Copy each line holding the string "curve".

-- begin MATERIAL SHOWN --

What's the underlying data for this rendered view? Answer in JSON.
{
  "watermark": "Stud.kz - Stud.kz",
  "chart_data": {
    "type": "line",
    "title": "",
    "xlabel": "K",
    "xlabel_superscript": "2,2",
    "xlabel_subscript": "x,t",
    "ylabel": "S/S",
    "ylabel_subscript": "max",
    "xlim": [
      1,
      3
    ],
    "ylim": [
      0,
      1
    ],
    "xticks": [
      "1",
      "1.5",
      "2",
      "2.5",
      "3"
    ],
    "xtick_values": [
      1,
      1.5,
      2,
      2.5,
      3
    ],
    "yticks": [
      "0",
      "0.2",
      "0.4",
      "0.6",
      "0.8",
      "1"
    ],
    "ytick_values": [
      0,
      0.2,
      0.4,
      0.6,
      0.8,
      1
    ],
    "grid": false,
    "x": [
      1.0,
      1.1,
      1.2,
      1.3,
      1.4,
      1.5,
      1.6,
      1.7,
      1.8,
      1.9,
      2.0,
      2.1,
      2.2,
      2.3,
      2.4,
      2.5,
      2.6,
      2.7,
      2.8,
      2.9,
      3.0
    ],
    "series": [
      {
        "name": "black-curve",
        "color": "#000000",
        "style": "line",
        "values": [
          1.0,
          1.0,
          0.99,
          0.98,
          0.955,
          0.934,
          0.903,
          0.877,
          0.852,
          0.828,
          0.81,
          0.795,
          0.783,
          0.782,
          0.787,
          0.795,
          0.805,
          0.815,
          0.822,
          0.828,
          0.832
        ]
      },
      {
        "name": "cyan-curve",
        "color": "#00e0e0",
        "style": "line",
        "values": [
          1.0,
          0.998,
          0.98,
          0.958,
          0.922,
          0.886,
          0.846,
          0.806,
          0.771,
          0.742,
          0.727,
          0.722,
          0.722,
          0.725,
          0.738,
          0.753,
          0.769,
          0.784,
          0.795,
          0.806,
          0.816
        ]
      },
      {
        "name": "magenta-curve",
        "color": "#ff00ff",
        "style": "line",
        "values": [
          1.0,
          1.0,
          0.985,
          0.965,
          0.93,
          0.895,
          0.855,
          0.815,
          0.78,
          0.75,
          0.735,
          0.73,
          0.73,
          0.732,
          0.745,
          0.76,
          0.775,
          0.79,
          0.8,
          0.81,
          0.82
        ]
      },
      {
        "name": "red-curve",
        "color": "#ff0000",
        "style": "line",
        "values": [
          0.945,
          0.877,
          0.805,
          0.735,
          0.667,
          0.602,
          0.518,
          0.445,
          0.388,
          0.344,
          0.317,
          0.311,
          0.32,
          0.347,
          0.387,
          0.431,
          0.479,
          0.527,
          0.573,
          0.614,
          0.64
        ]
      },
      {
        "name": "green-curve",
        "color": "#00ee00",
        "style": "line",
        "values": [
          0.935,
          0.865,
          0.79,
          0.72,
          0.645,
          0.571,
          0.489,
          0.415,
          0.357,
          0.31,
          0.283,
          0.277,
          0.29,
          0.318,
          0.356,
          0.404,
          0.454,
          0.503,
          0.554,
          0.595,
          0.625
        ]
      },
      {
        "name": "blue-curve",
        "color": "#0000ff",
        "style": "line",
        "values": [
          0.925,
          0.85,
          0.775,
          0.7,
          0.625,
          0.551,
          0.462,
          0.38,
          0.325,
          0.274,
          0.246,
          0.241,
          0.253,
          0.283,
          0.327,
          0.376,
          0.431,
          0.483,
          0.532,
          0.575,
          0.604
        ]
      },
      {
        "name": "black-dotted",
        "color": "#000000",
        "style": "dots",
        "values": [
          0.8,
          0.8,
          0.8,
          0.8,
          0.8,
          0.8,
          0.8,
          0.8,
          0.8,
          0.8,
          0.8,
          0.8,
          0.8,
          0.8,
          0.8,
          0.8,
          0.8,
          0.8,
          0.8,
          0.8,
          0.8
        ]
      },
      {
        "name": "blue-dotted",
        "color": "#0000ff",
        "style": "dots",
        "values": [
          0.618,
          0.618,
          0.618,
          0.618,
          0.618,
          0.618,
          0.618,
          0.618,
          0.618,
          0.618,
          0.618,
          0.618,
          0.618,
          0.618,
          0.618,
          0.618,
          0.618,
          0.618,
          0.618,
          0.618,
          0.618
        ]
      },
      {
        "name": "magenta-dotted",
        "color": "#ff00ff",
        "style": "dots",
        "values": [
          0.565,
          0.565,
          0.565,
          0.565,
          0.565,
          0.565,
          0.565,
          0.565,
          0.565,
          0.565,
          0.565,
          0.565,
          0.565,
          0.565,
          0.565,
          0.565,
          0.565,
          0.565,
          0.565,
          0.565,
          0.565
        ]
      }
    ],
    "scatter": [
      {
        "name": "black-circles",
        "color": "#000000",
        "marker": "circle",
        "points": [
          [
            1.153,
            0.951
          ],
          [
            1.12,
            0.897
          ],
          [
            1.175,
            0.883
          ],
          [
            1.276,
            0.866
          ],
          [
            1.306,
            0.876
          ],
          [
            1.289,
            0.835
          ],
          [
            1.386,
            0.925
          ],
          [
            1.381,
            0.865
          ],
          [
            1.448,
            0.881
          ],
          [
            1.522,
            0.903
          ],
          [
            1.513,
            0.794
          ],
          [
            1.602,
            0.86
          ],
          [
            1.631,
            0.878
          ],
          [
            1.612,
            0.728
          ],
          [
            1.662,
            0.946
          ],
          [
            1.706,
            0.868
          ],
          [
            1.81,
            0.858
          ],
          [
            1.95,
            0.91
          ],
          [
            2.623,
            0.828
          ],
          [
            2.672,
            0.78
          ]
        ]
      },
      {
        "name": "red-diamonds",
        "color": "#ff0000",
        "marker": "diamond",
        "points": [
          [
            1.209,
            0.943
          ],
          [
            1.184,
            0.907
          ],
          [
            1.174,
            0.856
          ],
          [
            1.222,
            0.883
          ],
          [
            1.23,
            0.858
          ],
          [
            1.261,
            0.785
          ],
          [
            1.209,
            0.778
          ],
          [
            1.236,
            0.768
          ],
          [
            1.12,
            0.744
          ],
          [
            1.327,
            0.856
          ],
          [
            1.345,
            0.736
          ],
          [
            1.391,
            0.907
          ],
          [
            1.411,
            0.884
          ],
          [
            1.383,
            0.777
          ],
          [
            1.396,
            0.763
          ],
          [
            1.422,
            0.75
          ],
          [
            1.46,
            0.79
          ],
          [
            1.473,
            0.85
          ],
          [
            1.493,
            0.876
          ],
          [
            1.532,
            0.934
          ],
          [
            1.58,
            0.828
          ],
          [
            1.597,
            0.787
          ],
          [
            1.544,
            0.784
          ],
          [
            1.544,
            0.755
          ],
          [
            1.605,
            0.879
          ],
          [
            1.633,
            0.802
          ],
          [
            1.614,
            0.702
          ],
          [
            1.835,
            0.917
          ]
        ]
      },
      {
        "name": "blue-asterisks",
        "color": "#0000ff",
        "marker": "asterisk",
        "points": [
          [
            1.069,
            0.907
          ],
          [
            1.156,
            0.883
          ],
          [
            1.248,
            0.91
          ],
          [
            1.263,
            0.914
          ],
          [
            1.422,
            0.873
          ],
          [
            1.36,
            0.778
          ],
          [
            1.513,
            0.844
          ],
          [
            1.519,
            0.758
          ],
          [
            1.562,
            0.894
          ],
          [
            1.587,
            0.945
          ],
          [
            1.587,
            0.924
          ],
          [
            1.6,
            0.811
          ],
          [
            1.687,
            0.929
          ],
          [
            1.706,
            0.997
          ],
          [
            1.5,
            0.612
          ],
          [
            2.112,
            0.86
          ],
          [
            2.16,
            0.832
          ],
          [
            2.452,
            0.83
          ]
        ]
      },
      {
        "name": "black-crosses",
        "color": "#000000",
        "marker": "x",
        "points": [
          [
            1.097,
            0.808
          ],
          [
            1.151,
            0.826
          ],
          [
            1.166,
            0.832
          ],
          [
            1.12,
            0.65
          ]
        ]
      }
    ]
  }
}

-- end MATERIAL SHOWN --

*FINAL RESULT:*
        "name": "black-curve",
        "name": "cyan-curve",
        "name": "magenta-curve",
        "name": "red-curve",
        "name": "green-curve",
        "name": "blue-curve",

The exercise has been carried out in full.